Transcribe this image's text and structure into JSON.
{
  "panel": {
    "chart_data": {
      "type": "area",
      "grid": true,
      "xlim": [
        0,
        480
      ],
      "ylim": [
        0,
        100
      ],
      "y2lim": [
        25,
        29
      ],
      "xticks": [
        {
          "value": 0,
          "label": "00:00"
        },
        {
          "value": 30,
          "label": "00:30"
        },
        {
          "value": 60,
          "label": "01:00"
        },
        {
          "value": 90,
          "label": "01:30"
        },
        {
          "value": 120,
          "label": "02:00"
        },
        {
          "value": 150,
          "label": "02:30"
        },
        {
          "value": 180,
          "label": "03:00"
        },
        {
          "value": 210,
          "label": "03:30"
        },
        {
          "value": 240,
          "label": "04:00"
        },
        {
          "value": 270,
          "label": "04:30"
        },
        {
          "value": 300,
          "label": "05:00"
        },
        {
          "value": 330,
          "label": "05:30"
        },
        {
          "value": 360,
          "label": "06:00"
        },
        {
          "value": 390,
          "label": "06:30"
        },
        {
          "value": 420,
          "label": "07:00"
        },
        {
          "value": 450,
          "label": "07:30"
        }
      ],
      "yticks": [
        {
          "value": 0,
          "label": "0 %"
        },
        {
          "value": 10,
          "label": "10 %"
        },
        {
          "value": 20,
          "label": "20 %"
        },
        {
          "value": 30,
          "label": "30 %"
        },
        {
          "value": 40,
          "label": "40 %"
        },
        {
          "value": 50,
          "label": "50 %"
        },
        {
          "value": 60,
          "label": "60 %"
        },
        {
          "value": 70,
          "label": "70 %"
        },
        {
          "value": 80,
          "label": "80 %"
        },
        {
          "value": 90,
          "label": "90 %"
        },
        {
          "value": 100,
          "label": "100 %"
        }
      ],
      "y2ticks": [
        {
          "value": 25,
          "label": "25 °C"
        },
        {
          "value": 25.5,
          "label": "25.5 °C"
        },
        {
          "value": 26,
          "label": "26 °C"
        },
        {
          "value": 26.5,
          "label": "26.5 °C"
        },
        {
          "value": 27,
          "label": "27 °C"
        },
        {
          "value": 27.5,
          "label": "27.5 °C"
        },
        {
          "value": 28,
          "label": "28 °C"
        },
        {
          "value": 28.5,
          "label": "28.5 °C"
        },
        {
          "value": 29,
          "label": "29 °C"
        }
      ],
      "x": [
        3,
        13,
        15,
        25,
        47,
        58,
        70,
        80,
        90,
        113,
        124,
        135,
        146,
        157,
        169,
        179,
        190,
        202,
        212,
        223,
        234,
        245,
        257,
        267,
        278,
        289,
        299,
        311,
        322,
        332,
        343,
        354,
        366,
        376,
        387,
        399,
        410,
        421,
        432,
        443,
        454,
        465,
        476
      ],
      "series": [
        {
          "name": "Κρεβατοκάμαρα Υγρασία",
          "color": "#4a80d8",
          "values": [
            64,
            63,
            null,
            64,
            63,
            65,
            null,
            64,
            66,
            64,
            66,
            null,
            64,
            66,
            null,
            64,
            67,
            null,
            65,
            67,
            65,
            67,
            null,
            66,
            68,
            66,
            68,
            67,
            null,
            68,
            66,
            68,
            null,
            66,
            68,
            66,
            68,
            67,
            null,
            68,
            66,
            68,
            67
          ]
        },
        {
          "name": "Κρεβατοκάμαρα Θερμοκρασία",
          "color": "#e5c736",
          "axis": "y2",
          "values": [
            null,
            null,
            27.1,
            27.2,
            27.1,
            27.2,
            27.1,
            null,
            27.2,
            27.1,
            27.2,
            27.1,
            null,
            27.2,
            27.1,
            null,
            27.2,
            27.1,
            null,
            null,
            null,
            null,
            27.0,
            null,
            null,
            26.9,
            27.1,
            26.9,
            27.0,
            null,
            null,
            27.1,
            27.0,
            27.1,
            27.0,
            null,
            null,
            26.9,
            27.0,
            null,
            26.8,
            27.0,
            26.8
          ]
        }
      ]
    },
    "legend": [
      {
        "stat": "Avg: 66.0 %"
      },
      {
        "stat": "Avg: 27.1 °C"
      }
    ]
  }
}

══════════════════════════════

Restate all of the entries exactly, please.

Transcribe this image's text and structure into JSON.
{
  "panel": {
    "chart_data": {
      "type": "area",
      "grid": true,
      "xlim": [
        0,
        480
      ],
      "ylim": [
        0,
        100
      ],
      "y2lim": [
        25,
        29
      ],
      "xticks": [
        {
          "value": 0,
          "label": "00:00"
        },
        {
          "value": 30,
          "label": "00:30"
        },
        {
          "value": 60,
          "label": "01:00"
        },
        {
          "value": 90,
          "label": "01:30"
        },
        {
          "value": 120,
          "label": "02:00"
        },
        {
          "value": 150,
          "label": "02:30"
        },
        {
          "value": 180,
          "label": "03:00"
        },
        {
          "value": 210,
          "label": "03:30"
        },
        {
          "value": 240,
          "label": "04:00"
        },
        {
          "value": 270,
          "label": "04:30"
        },
        {
          "value": 300,
          "label": "05:00"
        },
        {
          "value": 330,
          "label": "05:30"
        },
        {
          "value": 360,
          "label": "06:00"
        },
        {
          "value": 390,
          "label": "06:30"
        },
        {
          "value": 420,
          "label": "07:00"
        },
        {
          "value": 450,
          "label": "07:30"
        }
      ],
      "yticks": [
        {
          "value": 0,
          "label": "0 %"
        },
        {
          "value": 10,
          "label": "10 %"
        },
        {
          "value": 20,
          "label": "20 %"
        },
        {
          "value": 30,
          "label": "30 %"
        },
        {
          "value": 40,
          "label": "40 %"
        },
        {
          "value": 50,
          "label": "50 %"
        },
        {
          "value": 60,
          "label": "60 %"
        },
        {
          "value": 70,
          "label": "70 %"
        },
        {
          "value": 80,
          "label": "80 %"
        },
        {
          "value": 90,
          "label": "90 %"
        },
        {
          "value": 100,
          "label": "100 %"
        }
      ],
      "y2ticks": [
        {
          "value": 25,
          "label": "25 °C"
        },
        {
          "value": 25.5,
          "label": "25.5 °C"
        },
        {
          "value": 26,
          "label": "26 °C"
        },
        {
          "value": 26.5,
          "label": "26.5 °C"
        },
        {
          "value": 27,
          "label": "27 °C"
        },
        {
          "value": 27.5,
          "label": "27.5 °C"
        },
        {
          "value": 28,
          "label": "28 °C"
        },
        {
          "value": 28.5,
          "label": "28.5 °C"
        },
        {
          "value": 29,
          "label": "29 °C"
        }
      ],
      "x": [
        3,
        13,
        15,
        25,
        47,
        58,
        70,
        80,
        90,
        113,
        124,
        135,
        146,
        157,
        169,
        179,
        190,
        202,
        212,
        223,
        234,
        245,
        257,
        267,
        278,
        289,
        299,
        311,
        322,
        332,
        343,
        354,
        366,
        376,
        387,
        399,
        410,
        421,
        432,
        443,
        454,
        465,
        476
      ],
      "series": [
        {
          "name": "Κρεβατοκάμαρα Υγρασία",
          "color": "#4a80d8",
          "values": [
            64,
            63,
            null,
            64,
            63,
            65,
            null,
            64,
            66,
            64,
            66,
            null,
            64,
            66,
            null,
            64,
            67,
            null,
            65,
            67,
            65,
            67,
            null,
            66,
            68,
            66,
            68,
            67,
            null,
            68,
            66,
            68,
            null,
            66,
            68,
            66,
            68,
            67,
            null,
            68,
            66,
            68,
            67
          ]
        },
        {
          "name": "Κρεβατοκάμαρα Θερμοκρασία",
          "color": "#e5c736",
          "axis": "y2",
          "values": [
            null,
            null,
            27.1,
            27.2,
            27.1,
            27.2,
            27.1,
            null,
            27.2,
            27.1,
            27.2,
            27.1,
            null,
            27.2,
            27.1,
            null,
            27.2,
            27.1,
            null,
            null,
            null,
            null,
            27.0,
            null,
            null,
            26.9,
            27.1,
            26.9,
            27.0,
            null,
            null,
            27.1,
            27.0,
            27.1,
            27.0,
            null,
            null,
            26.9,
            27.0,
            null,
            26.8,
            27.0,
            26.8
          ]
        }
      ]
    },
    "legend": [
      {
        "stat": "Avg: 66.0 %"
      },
      {
        "stat": "Avg: 27.1 °C"
      }
    ]
  }
}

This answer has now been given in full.